- _Written task_:
Give the listing again in full, exactly as written.
/---
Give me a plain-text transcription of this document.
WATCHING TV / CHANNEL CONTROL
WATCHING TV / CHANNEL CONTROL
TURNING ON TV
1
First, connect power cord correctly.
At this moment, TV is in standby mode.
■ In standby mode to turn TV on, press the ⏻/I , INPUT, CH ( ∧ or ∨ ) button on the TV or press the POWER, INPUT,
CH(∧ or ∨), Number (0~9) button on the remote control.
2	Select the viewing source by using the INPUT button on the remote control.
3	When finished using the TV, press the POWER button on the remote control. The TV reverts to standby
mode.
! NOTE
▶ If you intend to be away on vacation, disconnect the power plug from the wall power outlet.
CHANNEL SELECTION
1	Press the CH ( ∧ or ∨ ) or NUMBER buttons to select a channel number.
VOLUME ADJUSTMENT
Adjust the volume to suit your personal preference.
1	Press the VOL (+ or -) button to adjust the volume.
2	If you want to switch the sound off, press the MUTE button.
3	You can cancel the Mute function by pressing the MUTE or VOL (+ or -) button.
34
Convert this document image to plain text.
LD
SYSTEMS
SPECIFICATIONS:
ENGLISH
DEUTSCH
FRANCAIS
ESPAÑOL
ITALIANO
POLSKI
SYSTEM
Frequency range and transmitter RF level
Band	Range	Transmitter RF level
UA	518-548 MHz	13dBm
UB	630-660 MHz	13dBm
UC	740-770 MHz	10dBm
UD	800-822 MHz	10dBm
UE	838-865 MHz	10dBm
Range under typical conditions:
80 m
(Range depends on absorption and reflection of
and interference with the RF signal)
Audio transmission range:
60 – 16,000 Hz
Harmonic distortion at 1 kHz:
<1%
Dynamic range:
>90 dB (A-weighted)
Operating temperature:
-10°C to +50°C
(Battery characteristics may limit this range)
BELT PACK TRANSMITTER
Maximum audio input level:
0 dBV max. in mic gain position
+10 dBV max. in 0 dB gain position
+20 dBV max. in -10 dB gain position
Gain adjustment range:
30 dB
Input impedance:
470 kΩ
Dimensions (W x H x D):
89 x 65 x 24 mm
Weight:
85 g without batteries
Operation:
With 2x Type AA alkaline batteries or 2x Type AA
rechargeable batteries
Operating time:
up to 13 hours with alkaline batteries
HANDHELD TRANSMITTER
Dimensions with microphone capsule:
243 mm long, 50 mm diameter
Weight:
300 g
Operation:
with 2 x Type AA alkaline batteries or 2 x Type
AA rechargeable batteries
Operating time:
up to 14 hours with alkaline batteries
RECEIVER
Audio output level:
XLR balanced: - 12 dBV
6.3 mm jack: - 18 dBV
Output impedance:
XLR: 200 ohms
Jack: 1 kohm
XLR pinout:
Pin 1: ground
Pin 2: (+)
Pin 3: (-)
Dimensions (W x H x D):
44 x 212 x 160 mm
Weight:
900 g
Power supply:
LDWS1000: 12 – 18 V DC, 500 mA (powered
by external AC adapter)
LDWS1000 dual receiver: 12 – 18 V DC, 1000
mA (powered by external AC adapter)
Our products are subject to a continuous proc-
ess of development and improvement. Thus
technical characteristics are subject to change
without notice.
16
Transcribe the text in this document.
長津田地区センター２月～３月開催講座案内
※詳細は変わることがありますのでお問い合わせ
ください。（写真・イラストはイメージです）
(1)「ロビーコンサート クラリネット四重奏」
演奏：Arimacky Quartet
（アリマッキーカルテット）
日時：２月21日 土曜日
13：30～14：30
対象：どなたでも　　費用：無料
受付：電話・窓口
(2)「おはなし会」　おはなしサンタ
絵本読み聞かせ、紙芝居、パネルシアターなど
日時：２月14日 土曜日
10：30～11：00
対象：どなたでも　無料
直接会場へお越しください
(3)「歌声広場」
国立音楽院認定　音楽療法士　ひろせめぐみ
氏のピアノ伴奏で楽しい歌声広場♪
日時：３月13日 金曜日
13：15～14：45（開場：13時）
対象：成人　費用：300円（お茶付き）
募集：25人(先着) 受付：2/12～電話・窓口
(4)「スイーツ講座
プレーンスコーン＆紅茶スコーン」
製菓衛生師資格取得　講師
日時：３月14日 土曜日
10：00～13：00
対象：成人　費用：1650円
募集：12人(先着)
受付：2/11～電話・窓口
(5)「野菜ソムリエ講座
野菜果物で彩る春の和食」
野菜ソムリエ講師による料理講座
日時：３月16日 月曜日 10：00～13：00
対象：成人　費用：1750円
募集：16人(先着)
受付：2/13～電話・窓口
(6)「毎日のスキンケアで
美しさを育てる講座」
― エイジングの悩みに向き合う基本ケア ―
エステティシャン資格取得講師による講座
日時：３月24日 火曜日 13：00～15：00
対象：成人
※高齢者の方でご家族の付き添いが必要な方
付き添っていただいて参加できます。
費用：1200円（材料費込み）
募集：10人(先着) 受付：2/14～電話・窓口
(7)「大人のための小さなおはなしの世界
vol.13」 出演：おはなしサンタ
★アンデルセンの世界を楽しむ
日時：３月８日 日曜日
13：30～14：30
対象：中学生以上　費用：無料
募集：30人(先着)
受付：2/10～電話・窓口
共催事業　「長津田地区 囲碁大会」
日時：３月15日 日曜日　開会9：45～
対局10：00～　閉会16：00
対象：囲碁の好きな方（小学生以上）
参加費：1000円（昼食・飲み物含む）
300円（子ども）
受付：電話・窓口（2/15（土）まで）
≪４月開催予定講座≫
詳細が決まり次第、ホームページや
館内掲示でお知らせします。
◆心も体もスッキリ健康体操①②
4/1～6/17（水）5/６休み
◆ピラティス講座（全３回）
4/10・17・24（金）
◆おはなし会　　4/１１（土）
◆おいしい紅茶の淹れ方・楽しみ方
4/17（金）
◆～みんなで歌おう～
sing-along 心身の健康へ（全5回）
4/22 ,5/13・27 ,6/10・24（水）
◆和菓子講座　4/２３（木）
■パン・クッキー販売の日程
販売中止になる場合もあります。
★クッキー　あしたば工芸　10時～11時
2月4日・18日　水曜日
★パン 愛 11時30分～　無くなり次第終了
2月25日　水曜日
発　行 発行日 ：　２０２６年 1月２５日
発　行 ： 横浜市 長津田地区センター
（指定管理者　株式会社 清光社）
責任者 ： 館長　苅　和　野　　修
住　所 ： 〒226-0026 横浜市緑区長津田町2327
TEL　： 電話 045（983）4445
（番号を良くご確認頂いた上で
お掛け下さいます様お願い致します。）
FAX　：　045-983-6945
\---
- _Exercise response_:
Give me a plain-text transcription of this document.
WATCHING TV / CHANNEL CONTROL
WATCHING TV / CHANNEL CONTROL
TURNING ON TV
1
First, connect power cord correctly.
At this moment, TV is in standby mode.
■ In standby mode to turn TV on, press the ⏻/I , INPUT, CH ( ∧ or ∨ ) button on the TV or press the POWER, INPUT,
CH(∧ or ∨), Number (0~9) button on the remote control.
2	Select the viewing source by using the INPUT button on the remote control.
3	When finished using the TV, press the POWER button on the remote control. The TV reverts to standby
mode.
! NOTE
▶ If you intend to be away on vacation, disconnect the power plug from the wall power outlet.
CHANNEL SELECTION
1	Press the CH ( ∧ or ∨ ) or NUMBER buttons to select a channel number.
VOLUME ADJUSTMENT
Adjust the volume to suit your personal preference.
1	Press the VOL (+ or -) button to adjust the volume.
2	If you want to switch the sound off, press the MUTE button.
3	You can cancel the Mute function by pressing the MUTE or VOL (+ or -) button.
34
Convert this document image to plain text.
LD
SYSTEMS
SPECIFICATIONS:
ENGLISH
DEUTSCH
FRANCAIS
ESPAÑOL
ITALIANO
POLSKI
SYSTEM
Frequency range and transmitter RF level
Band	Range	Transmitter RF level
UA	518-548 MHz	13dBm
UB	630-660 MHz	13dBm
UC	740-770 MHz	10dBm
UD	800-822 MHz	10dBm
UE	838-865 MHz	10dBm
Range under typical conditions:
80 m
(Range depends on absorption and reflection of
and interference with the RF signal)
Audio transmission range:
60 – 16,000 Hz
Harmonic distortion at 1 kHz:
<1%
Dynamic range:
>90 dB (A-weighted)
Operating temperature:
-10°C to +50°C
(Battery characteristics may limit this range)
BELT PACK TRANSMITTER
Maximum audio input level:
0 dBV max. in mic gain position
+10 dBV max. in 0 dB gain position
+20 dBV max. in -10 dB gain position
Gain adjustment range:
30 dB
Input impedance:
470 kΩ
Dimensions (W x H x D):
89 x 65 x 24 mm
Weight:
85 g without batteries
Operation:
With 2x Type AA alkaline batteries or 2x Type AA
rechargeable batteries
Operating time:
up to 13 hours with alkaline batteries
HANDHELD TRANSMITTER
Dimensions with microphone capsule:
243 mm long, 50 mm diameter
Weight:
300 g
Operation:
with 2 x Type AA alkaline batteries or 2 x Type
AA rechargeable batteries
Operating time:
up to 14 hours with alkaline batteries
RECEIVER
Audio output level:
XLR balanced: - 12 dBV
6.3 mm jack: - 18 dBV
Output impedance:
XLR: 200 ohms
Jack: 1 kohm
XLR pinout:
Pin 1: ground
Pin 2: (+)
Pin 3: (-)
Dimensions (W x H x D):
44 x 212 x 160 mm
Weight:
900 g
Power supply:
LDWS1000: 12 – 18 V DC, 500 mA (powered
by external AC adapter)
LDWS1000 dual receiver: 12 – 18 V DC, 1000
mA (powered by external AC adapter)
Our products are subject to a continuous proc-
ess of development and improvement. Thus
technical characteristics are subject to change
without notice.
16
Transcribe the text in this document.
長津田地区センター２月～３月開催講座案内
※詳細は変わることがありますのでお問い合わせ
ください。（写真・イラストはイメージです）
(1)「ロビーコンサート クラリネット四重奏」
演奏：Arimacky Quartet
（アリマッキーカルテット）
日時：２月21日 土曜日
13：30～14：30
対象：どなたでも　　費用：無料
受付：電話・窓口
(2)「おはなし会」　おはなしサンタ
絵本読み聞かせ、紙芝居、パネルシアターなど
日時：２月14日 土曜日
10：30～11：00
対象：どなたでも　無料
直接会場へお越しください
(3)「歌声広場」
国立音楽院認定　音楽療法士　ひろせめぐみ
氏のピアノ伴奏で楽しい歌声広場♪
日時：３月13日 金曜日
13：15～14：45（開場：13時）
対象：成人　費用：300円（お茶付き）
募集：25人(先着) 受付：2/12～電話・窓口
(4)「スイーツ講座
プレーンスコーン＆紅茶スコーン」
製菓衛生師資格取得　講師
日時：３月14日 土曜日
10：00～13：00
対象：成人　費用：1650円
募集：12人(先着)
受付：2/11～電話・窓口
(5)「野菜ソムリエ講座
野菜果物で彩る春の和食」
野菜ソムリエ講師による料理講座
日時：３月16日 月曜日 10：00～13：00
対象：成人　費用：1750円
募集：16人(先着)
受付：2/13～電話・窓口
(6)「毎日のスキンケアで
美しさを育てる講座」
― エイジングの悩みに向き合う基本ケア ―
エステティシャン資格取得講師による講座
日時：３月24日 火曜日 13：00～15：00
対象：成人
※高齢者の方でご家族の付き添いが必要な方
付き添っていただいて参加できます。
費用：1200円（材料費込み）
募集：10人(先着) 受付：2/14～電話・窓口
(7)「大人のための小さなおはなしの世界
vol.13」 出演：おはなしサンタ
★アンデルセンの世界を楽しむ
日時：３月８日 日曜日
13：30～14：30
対象：中学生以上　費用：無料
募集：30人(先着)
受付：2/10～電話・窓口
共催事業　「長津田地区 囲碁大会」
日時：３月15日 日曜日　開会9：45～
対局10：00～　閉会16：00
対象：囲碁の好きな方（小学生以上）
参加費：1000円（昼食・飲み物含む）
300円（子ども）
受付：電話・窓口（2/15（土）まで）
≪４月開催予定講座≫
詳細が決まり次第、ホームページや
館内掲示でお知らせします。
◆心も体もスッキリ健康体操①②
4/1～6/17（水）5/６休み
◆ピラティス講座（全３回）
4/10・17・24（金）
◆おはなし会　　4/１１（土）
◆おいしい紅茶の淹れ方・楽しみ方
4/17（金）
◆～みんなで歌おう～
sing-along 心身の健康へ（全5回）
4/22 ,5/13・27 ,6/10・24（水）
◆和菓子講座　4/２３（木）
■パン・クッキー販売の日程
販売中止になる場合もあります。
★クッキー　あしたば工芸　10時～11時
2月4日・18日　水曜日
★パン 愛 11時30分～　無くなり次第終了
2月25日　水曜日
発　行 発行日 ：　２０２６年 1月２５日
発　行 ： 横浜市 長津田地区センター
（指定管理者　株式会社 清光社）
責任者 ： 館長　苅　和　野　　修
住　所 ： 〒226-0026 横浜市緑区長津田町2327
TEL　： 電話 045（983）4445
（番号を良くご確認頂いた上で
お掛け下さいます様お願い致します。）
FAX　：　045-983-6945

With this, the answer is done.